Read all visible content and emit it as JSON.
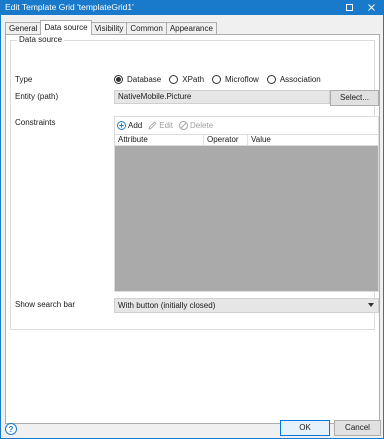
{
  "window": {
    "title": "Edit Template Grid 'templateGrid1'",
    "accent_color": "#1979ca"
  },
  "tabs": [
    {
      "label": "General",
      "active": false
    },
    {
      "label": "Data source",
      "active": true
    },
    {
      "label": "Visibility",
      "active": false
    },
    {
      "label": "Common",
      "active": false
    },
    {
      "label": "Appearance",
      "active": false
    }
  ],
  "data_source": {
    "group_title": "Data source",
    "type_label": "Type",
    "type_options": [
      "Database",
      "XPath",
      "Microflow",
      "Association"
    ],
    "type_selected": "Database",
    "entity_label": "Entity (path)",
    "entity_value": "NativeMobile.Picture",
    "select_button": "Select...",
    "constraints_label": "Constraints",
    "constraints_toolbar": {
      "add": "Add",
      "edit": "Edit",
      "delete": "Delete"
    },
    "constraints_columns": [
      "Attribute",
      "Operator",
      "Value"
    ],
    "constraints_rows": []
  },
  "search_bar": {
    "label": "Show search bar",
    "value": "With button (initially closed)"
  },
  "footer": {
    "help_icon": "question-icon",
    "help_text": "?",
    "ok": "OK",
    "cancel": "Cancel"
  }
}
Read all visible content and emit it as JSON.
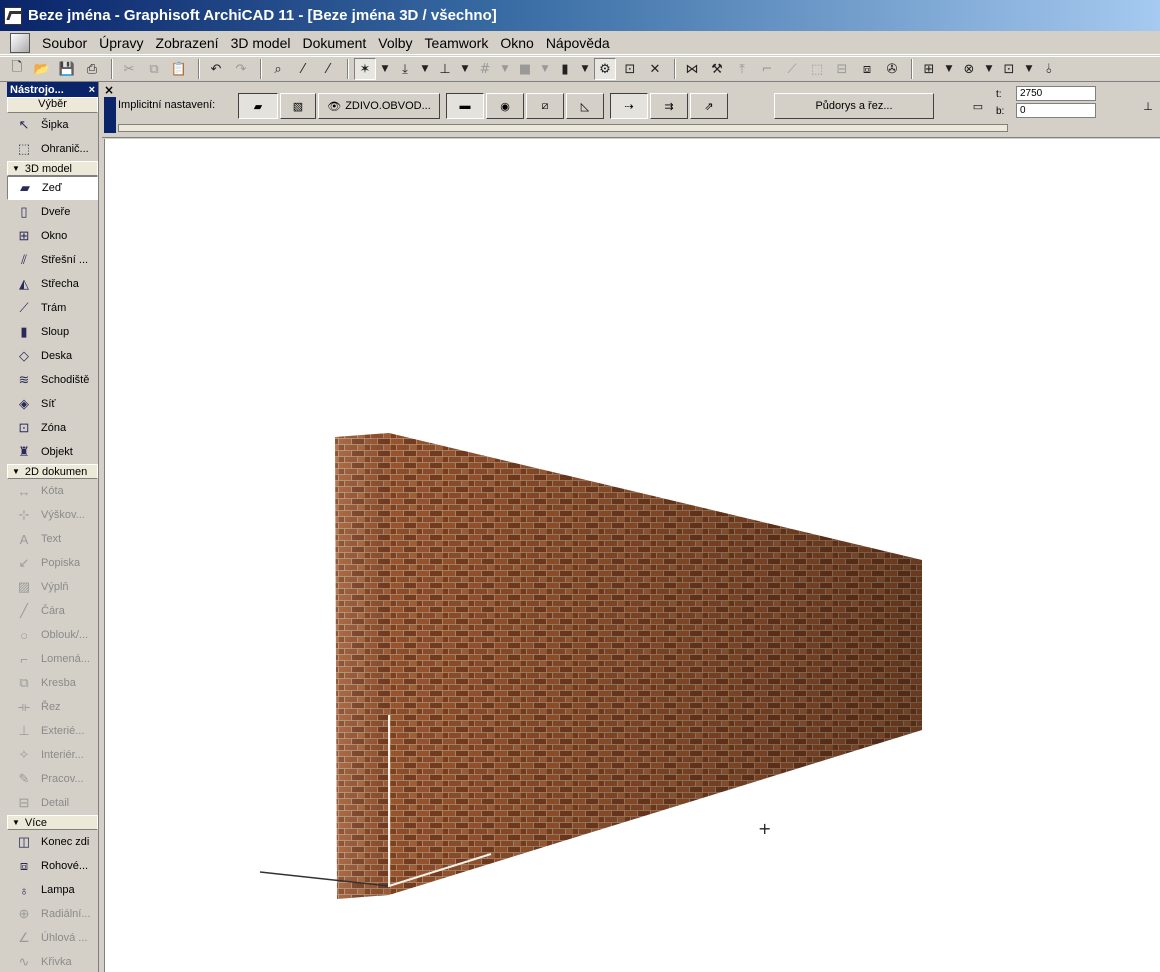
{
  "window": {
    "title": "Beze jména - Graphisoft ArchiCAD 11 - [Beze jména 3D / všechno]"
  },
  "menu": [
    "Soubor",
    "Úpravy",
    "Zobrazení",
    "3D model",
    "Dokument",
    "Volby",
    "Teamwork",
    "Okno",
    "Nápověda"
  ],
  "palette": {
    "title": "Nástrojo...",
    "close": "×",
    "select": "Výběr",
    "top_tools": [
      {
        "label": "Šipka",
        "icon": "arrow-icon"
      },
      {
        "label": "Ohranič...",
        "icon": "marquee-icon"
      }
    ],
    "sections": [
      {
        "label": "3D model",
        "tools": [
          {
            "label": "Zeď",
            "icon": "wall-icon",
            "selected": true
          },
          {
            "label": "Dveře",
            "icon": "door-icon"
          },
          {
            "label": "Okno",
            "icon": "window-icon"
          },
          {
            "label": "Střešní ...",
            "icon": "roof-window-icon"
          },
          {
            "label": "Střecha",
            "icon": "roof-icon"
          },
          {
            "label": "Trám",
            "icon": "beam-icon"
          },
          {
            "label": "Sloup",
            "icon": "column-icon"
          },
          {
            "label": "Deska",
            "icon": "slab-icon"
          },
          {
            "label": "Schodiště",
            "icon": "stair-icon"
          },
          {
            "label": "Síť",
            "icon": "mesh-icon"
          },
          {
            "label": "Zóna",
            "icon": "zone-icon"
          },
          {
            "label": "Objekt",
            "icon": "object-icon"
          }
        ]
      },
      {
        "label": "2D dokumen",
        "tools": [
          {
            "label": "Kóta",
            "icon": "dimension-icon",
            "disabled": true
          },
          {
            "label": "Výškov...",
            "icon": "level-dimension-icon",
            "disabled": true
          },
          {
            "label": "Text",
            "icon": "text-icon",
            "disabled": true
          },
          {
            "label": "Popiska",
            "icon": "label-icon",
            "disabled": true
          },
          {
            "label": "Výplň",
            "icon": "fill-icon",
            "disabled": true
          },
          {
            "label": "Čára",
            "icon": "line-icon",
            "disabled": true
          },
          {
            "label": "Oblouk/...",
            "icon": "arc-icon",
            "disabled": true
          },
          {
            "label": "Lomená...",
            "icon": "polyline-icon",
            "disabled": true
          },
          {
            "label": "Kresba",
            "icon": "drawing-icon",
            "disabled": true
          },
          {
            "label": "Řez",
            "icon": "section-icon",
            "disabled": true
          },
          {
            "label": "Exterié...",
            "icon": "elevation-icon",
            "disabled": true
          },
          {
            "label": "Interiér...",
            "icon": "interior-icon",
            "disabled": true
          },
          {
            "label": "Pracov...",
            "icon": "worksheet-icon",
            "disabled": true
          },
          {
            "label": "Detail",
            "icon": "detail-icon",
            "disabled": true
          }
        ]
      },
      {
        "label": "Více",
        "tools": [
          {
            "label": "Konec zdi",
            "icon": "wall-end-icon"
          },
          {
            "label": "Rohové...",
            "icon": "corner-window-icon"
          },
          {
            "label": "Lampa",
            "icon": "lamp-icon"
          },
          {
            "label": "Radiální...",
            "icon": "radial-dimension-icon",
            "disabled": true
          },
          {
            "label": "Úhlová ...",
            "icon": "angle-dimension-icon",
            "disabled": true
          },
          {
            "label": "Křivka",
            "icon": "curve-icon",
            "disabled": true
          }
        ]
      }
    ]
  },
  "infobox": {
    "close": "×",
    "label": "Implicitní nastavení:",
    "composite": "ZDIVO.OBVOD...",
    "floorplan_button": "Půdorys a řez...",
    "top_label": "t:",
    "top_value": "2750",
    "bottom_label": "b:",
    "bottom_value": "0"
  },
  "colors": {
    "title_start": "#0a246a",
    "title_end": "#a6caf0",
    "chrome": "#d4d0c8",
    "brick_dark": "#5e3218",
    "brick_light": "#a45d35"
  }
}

_THE TASK_
Reproduce the listing exactly. Leave its pictures out.

_ANSWER TO THE PROBLEM_
Read all visible content and emit it as JSON.
{
  "window": {
    "title": "Edit Template Grid 'templateGrid1'",
    "accent_color": "#1979ca"
  },
  "tabs": [
    {
      "label": "General",
      "active": false
    },
    {
      "label": "Data source",
      "active": true
    },
    {
      "label": "Visibility",
      "active": false
    },
    {
      "label": "Common",
      "active": false
    },
    {
      "label": "Appearance",
      "active": false
    }
  ],
  "data_source": {
    "group_title": "Data source",
    "type_label": "Type",
    "type_options": [
      "Database",
      "XPath",
      "Microflow",
      "Association"
    ],
    "type_selected": "Database",
    "entity_label": "Entity (path)",
    "entity_value": "NativeMobile.Picture",
    "select_button": "Select...",
    "constraints_label": "Constraints",
    "constraints_toolbar": {
      "add": "Add",
      "edit": "Edit",
      "delete": "Delete"
    },
    "constraints_columns": [
      "Attribute",
      "Operator",
      "Value"
    ],
    "constraints_rows": []
  },
  "search_bar": {
    "label": "Show search bar",
    "value": "With button (initially closed)"
  },
  "footer": {
    "help_icon": "question-icon",
    "help_text": "?",
    "ok": "OK",
    "cancel": "Cancel"
  }
}
Read all visible content and emit it as JSON.
{
  "window": {
    "title": "Beze jména - Graphisoft ArchiCAD 11 - [Beze jména 3D / všechno]"
  },
  "menu": [
    "Soubor",
    "Úpravy",
    "Zobrazení",
    "3D model",
    "Dokument",
    "Volby",
    "Teamwork",
    "Okno",
    "Nápověda"
  ],
  "palette": {
    "title": "Nástrojo...",
    "close": "×",
    "select": "Výběr",
    "top_tools": [
      {
        "label": "Šipka",
        "icon": "arrow-icon"
      },
      {
        "label": "Ohranič...",
        "icon": "marquee-icon"
      }
    ],
    "sections": [
      {
        "label": "3D model",
        "tools": [
          {
            "label": "Zeď",
            "icon": "wall-icon",
            "selected": true
          },
          {
            "label": "Dveře",
            "icon": "door-icon"
          },
          {
            "label": "Okno",
            "icon": "window-icon"
          },
          {
            "label": "Střešní ...",
            "icon": "roof-window-icon"
          },
          {
            "label": "Střecha",
            "icon": "roof-icon"
          },
          {
            "label": "Trám",
            "icon": "beam-icon"
          },
          {
            "label": "Sloup",
            "icon": "column-icon"
          },
          {
            "label": "Deska",
            "icon": "slab-icon"
          },
          {
            "label": "Schodiště",
            "icon": "stair-icon"
          },
          {
            "label": "Síť",
            "icon": "mesh-icon"
          },
          {
            "label": "Zóna",
            "icon": "zone-icon"
          },
          {
            "label": "Objekt",
            "icon": "object-icon"
          }
        ]
      },
      {
        "label": "2D dokumen",
        "tools": [
          {
            "label": "Kóta",
            "icon": "dimension-icon",
            "disabled": true
          },
          {
            "label": "Výškov...",
            "icon": "level-dimension-icon",
            "disabled": true
          },
          {
            "label": "Text",
            "icon": "text-icon",
            "disabled": true
          },
          {
            "label": "Popiska",
            "icon": "label-icon",
            "disabled": true
          },
          {
            "label": "Výplň",
            "icon": "fill-icon",
            "disabled": true
          },
          {
            "label": "Čára",
            "icon": "line-icon",
            "disabled": true
          },
          {
            "label": "Oblouk/...",
            "icon": "arc-icon",
            "disabled": true
          },
          {
            "label": "Lomená...",
            "icon": "polyline-icon",
            "disabled": true
          },
          {
            "label": "Kresba",
            "icon": "drawing-icon",
            "disabled": true
          },
          {
            "label": "Řez",
            "icon": "section-icon",
            "disabled": true
          },
          {
            "label": "Exterié...",
            "icon": "elevation-icon",
            "disabled": true
          },
          {
            "label": "Interiér...",
            "icon": "interior-icon",
            "disabled": true
          },
          {
            "label": "Pracov...",
            "icon": "worksheet-icon",
            "disabled": true
          },
          {
            "label": "Detail",
            "icon": "detail-icon",
            "disabled": true
          }
        ]
      },
      {
        "label": "Více",
        "tools": [
          {
            "label": "Konec zdi",
            "icon": "wall-end-icon"
          },
          {
            "label": "Rohové...",
            "icon": "corner-window-icon"
          },
          {
            "label": "Lampa",
            "icon": "lamp-icon"
          },
          {
            "label": "Radiální...",
            "icon": "radial-dimension-icon",
            "disabled": true
          },
          {
            "label": "Úhlová ...",
            "icon": "angle-dimension-icon",
            "disabled": true
          },
          {
            "label": "Křivka",
            "icon": "curve-icon",
            "disabled": true
          }
        ]
      }
    ]
  },
  "infobox": {
    "close": "×",
    "label": "Implicitní nastavení:",
    "composite": "ZDIVO.OBVOD...",
    "floorplan_button": "Půdorys a řez...",
    "top_label": "t:",
    "top_value": "2750",
    "bottom_label": "b:",
    "bottom_value": "0"
  },
  "colors": {
    "title_start": "#0a246a",
    "title_end": "#a6caf0",
    "chrome": "#d4d0c8",
    "brick_dark": "#5e3218",
    "brick_light": "#a45d35"
  }
}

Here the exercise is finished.